● Given request
Set down each line of the data below exactly as it stands, dropping the pictures.

● Stored records
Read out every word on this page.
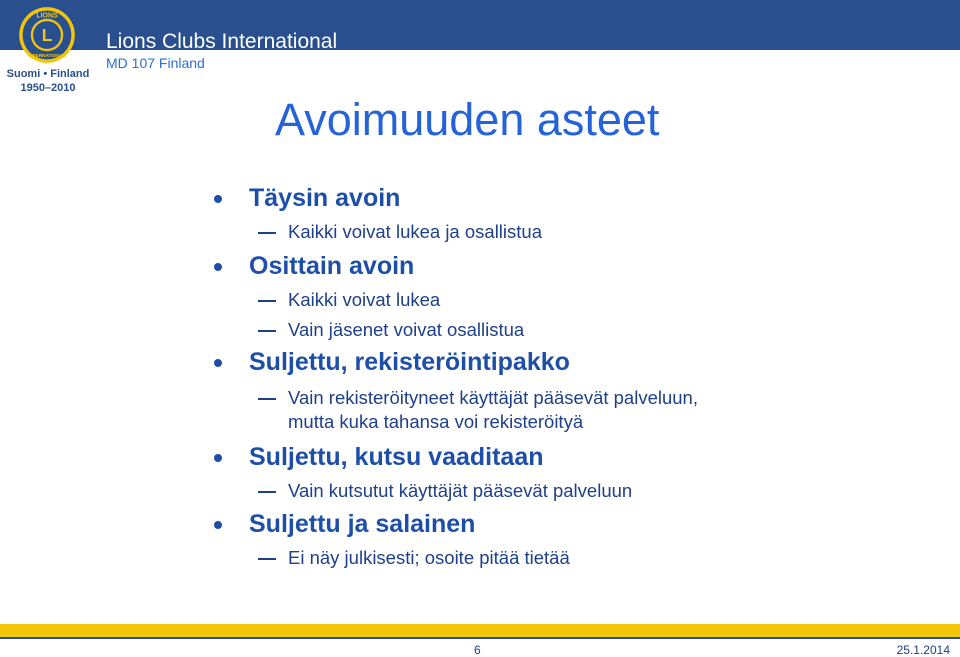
L
LIONS
INTERNATIONAL
Suomi • Finland
1950–2010
Lions Clubs International
MD 107 Finland
Avoimuuden asteet
Täysin avoin
Kaikki voivat lukea ja osallistua
Osittain avoin
Kaikki voivat lukea
Vain jäsenet voivat osallistua
Suljettu, rekisteröintipakko
Vain rekisteröityneet käyttäjät pääsevät palveluun,
mutta kuka tahansa voi rekisteröityä
Suljettu, kutsu vaaditaan
Vain kutsutut käyttäjät pääsevät palveluun
Suljettu ja salainen
Ei näy julkisesti; osoite pitää tietää
6	25.1.2014
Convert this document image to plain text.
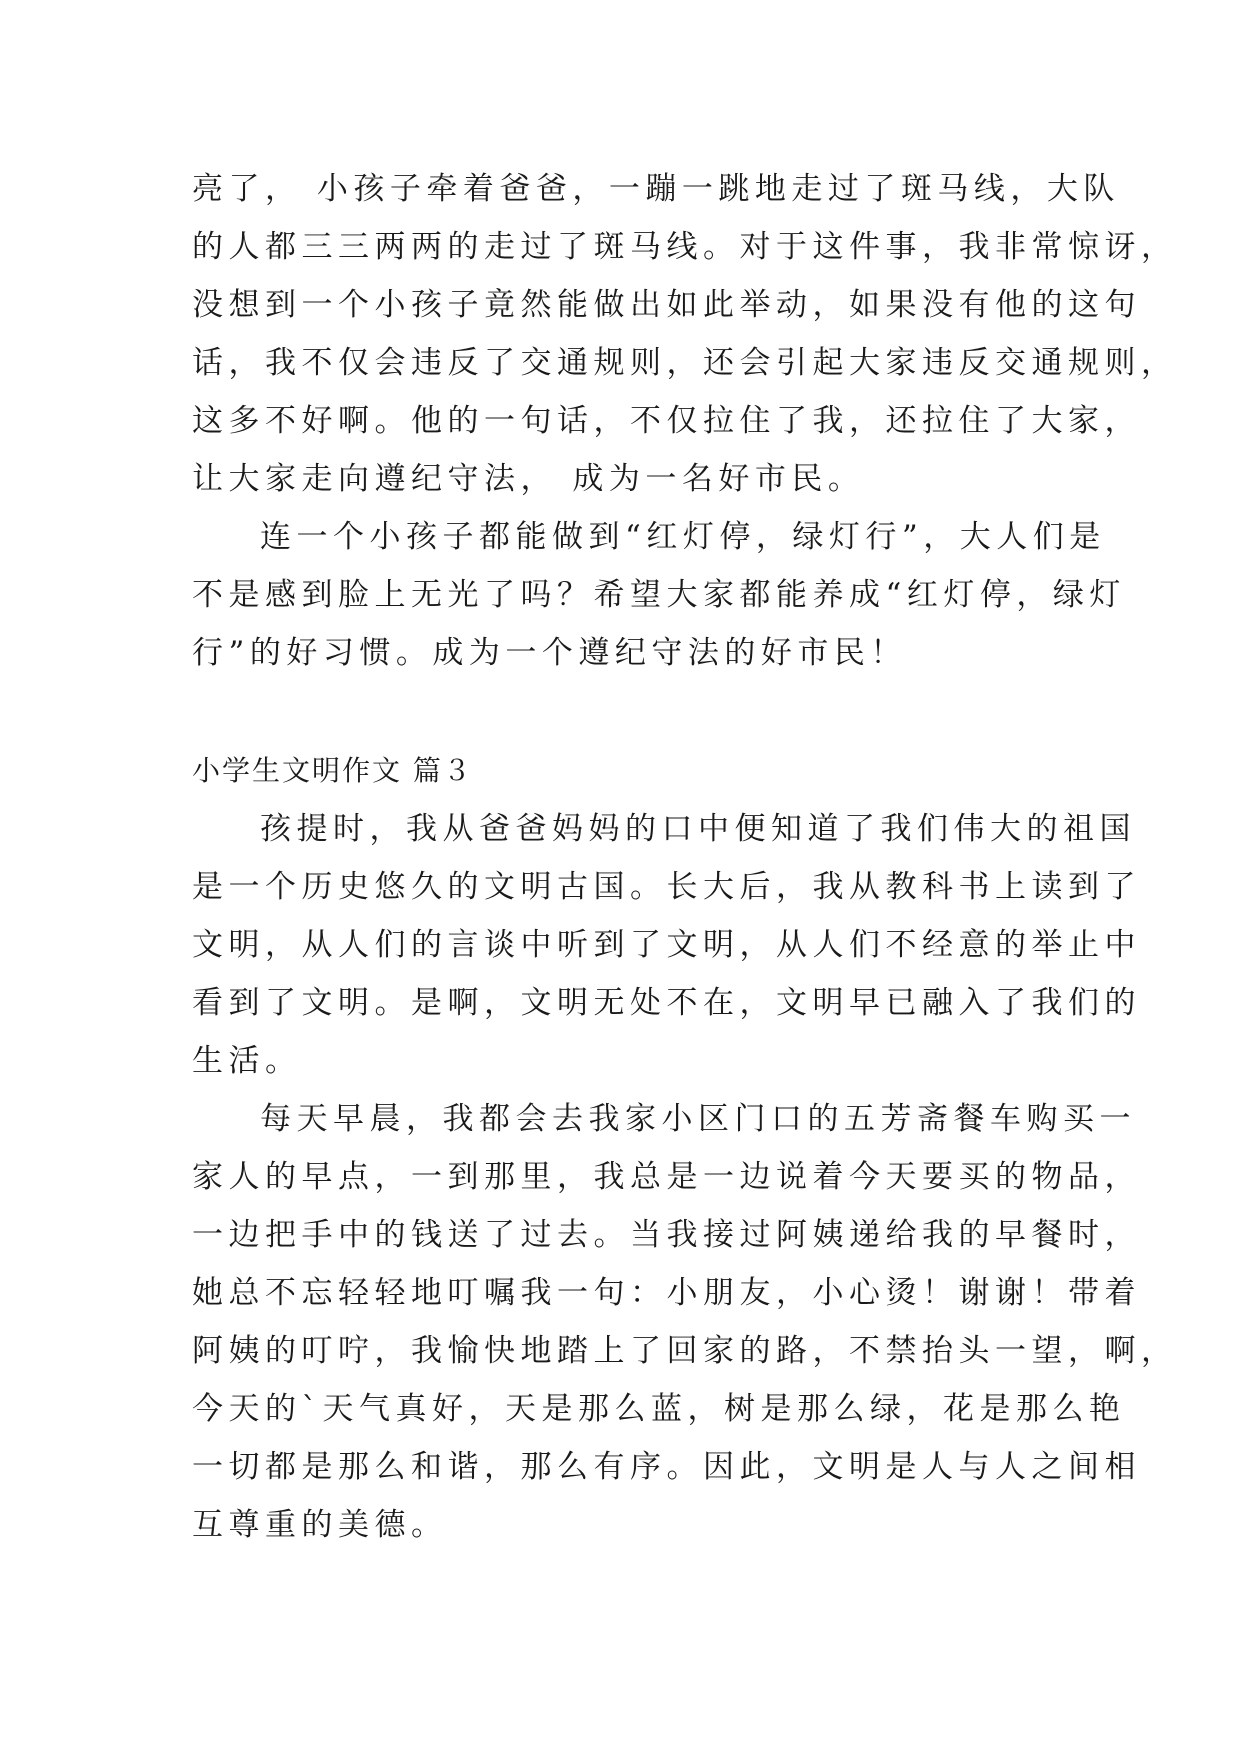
亮了， 小孩子牵着爸爸，一蹦一跳地走过了斑马线，大队
的人都三三两两的走过了斑马线。对于这件事，我非常惊讶，
没想到一个小孩子竟然能做出如此举动，如果没有他的这句
话，我不仅会违反了交通规则，还会引起大家违反交通规则，
这多不好啊。他的一句话，不仅拉住了我，还拉住了大家，
让大家走向遵纪守法， 成为一名好市民。
连一个小孩子都能做到“红灯停，绿灯行”，大人们是
不是感到脸上无光了吗？希望大家都能养成“红灯停，绿灯
行”的好习惯。成为一个遵纪守法的好市民！
小学生文明作文 篇３
孩提时，我从爸爸妈妈的口中便知道了我们伟大的祖国
是一个历史悠久的文明古国。长大后，我从教科书上读到了
文明，从人们的言谈中听到了文明，从人们不经意的举止中
看到了文明。是啊，文明无处不在，文明早已融入了我们的
生活。
每天早晨，我都会去我家小区门口的五芳斋餐车购买一
家人的早点，一到那里，我总是一边说着今天要买的物品，
一边把手中的钱送了过去。当我接过阿姨递给我的早餐时，
她总不忘轻轻地叮嘱我一句：小朋友，小心烫！谢谢！带着
阿姨的叮咛，我愉快地踏上了回家的路，不禁抬头一望，啊，
今天的`天气真好，天是那么蓝，树是那么绿，花是那么艳
一切都是那么和谐，那么有序。因此，文明是人与人之间相
互尊重的美德。
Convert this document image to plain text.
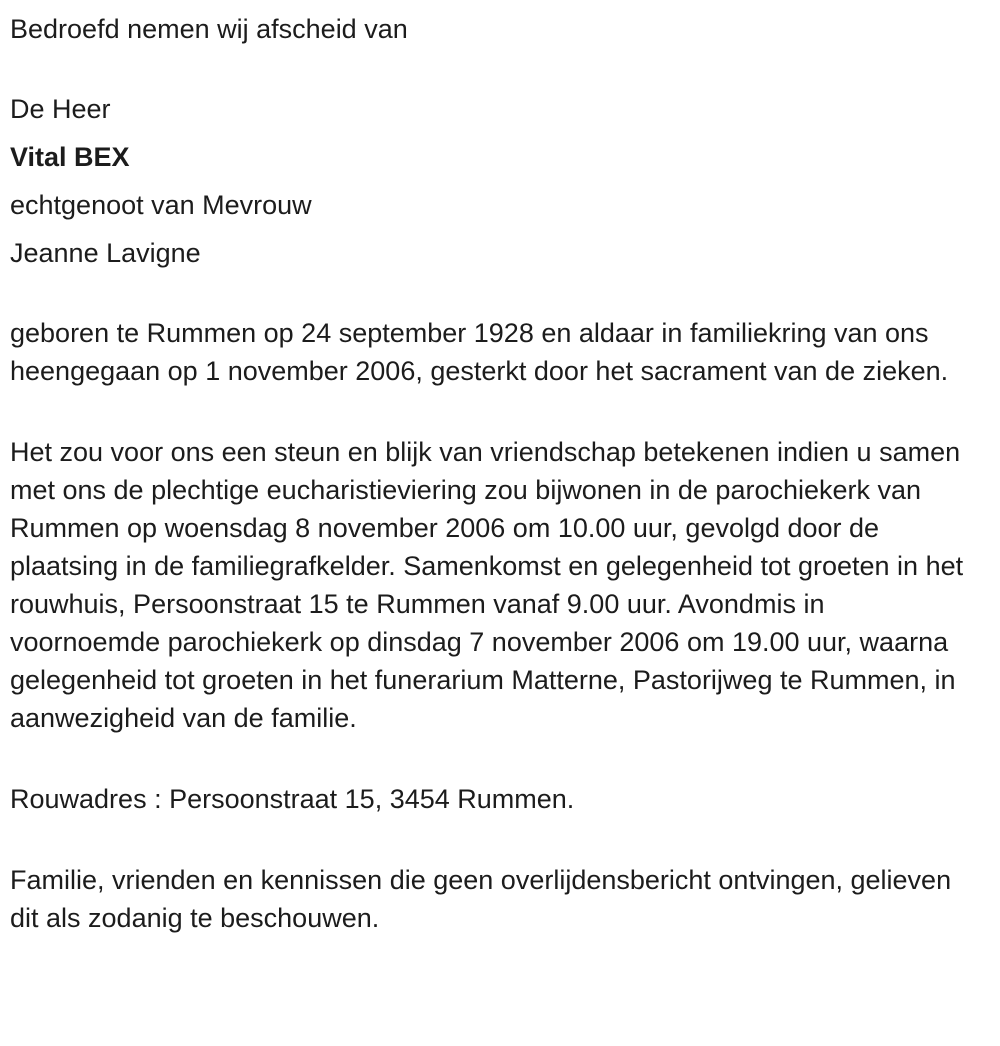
Bedroefd nemen wij afscheid van

De Heer

Vital BEX

echtgenoot van Mevrouw

Jeanne Lavigne

geboren te Rummen op 24 september 1928 en aldaar in familiekring van ons heengegaan op 1 november 2006, gesterkt door het sacrament van de zieken.

Het zou voor ons een steun en blijk van vriendschap betekenen indien u samen met ons de plechtige eucharistieviering zou bijwonen in de parochiekerk van Rummen op woensdag 8 november 2006 om 10.00 uur, gevolgd door de plaatsing in de familiegrafkelder. Samenkomst en gelegenheid tot groeten in het rouwhuis, Persoonstraat 15 te Rummen vanaf 9.00 uur. Avondmis in voornoemde parochiekerk op dinsdag 7 november 2006 om 19.00 uur, waarna gelegenheid tot groeten in het funerarium Matterne, Pastorijweg te Rummen, in aanwezigheid van de familie.

Rouwadres : Persoonstraat 15, 3454 Rummen.

Familie, vrienden en kennissen die geen overlijdensbericht ontvingen, gelieven dit als zodanig te beschouwen.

● Output below
Read out every word on this page.
L
LIONS
INTERNATIONAL
Suomi • Finland
1950–2010
Lions Clubs International
MD 107 Finland
Avoimuuden asteet
Täysin avoin
Kaikki voivat lukea ja osallistua
Osittain avoin
Kaikki voivat lukea
Vain jäsenet voivat osallistua
Suljettu, rekisteröintipakko
Vain rekisteröityneet käyttäjät pääsevät palveluun,
mutta kuka tahansa voi rekisteröityä
Suljettu, kutsu vaaditaan
Vain kutsutut käyttäjät pääsevät palveluun
Suljettu ja salainen
Ei näy julkisesti; osoite pitää tietää
6	25.1.2014
Convert this document image to plain text.
亮了， 小孩子牵着爸爸，一蹦一跳地走过了斑马线，大队
的人都三三两两的走过了斑马线。对于这件事，我非常惊讶，
没想到一个小孩子竟然能做出如此举动，如果没有他的这句
话，我不仅会违反了交通规则，还会引起大家违反交通规则，
这多不好啊。他的一句话，不仅拉住了我，还拉住了大家，
让大家走向遵纪守法， 成为一名好市民。
连一个小孩子都能做到“红灯停，绿灯行”，大人们是
不是感到脸上无光了吗？希望大家都能养成“红灯停，绿灯
行”的好习惯。成为一个遵纪守法的好市民！
小学生文明作文 篇３
孩提时，我从爸爸妈妈的口中便知道了我们伟大的祖国
是一个历史悠久的文明古国。长大后，我从教科书上读到了
文明，从人们的言谈中听到了文明，从人们不经意的举止中
看到了文明。是啊，文明无处不在，文明早已融入了我们的
生活。
每天早晨，我都会去我家小区门口的五芳斋餐车购买一
家人的早点，一到那里，我总是一边说着今天要买的物品，
一边把手中的钱送了过去。当我接过阿姨递给我的早餐时，
她总不忘轻轻地叮嘱我一句：小朋友，小心烫！谢谢！带着
阿姨的叮咛，我愉快地踏上了回家的路，不禁抬头一望，啊，
今天的`天气真好，天是那么蓝，树是那么绿，花是那么艳
一切都是那么和谐，那么有序。因此，文明是人与人之间相
互尊重的美德。
Convert this document image to plain text.
Bedroefd nemen wij afscheid van

De Heer

Vital BEX

echtgenoot van Mevrouw

Jeanne Lavigne

geboren te Rummen op 24 september 1928 en aldaar in familiekring van ons heengegaan op 1 november 2006, gesterkt door het sacrament van de zieken.

Het zou voor ons een steun en blijk van vriendschap betekenen indien u samen met ons de plechtige eucharistieviering zou bijwonen in de parochiekerk van Rummen op woensdag 8 november 2006 om 10.00 uur, gevolgd door de plaatsing in de familiegrafkelder. Samenkomst en gelegenheid tot groeten in het rouwhuis, Persoonstraat 15 te Rummen vanaf 9.00 uur. Avondmis in voornoemde parochiekerk op dinsdag 7 november 2006 om 19.00 uur, waarna gelegenheid tot groeten in het funerarium Matterne, Pastorijweg te Rummen, in aanwezigheid van de familie.

Rouwadres : Persoonstraat 15, 3454 Rummen.

Familie, vrienden en kennissen die geen overlijdensbericht ontvingen, gelieven dit als zodanig te beschouwen.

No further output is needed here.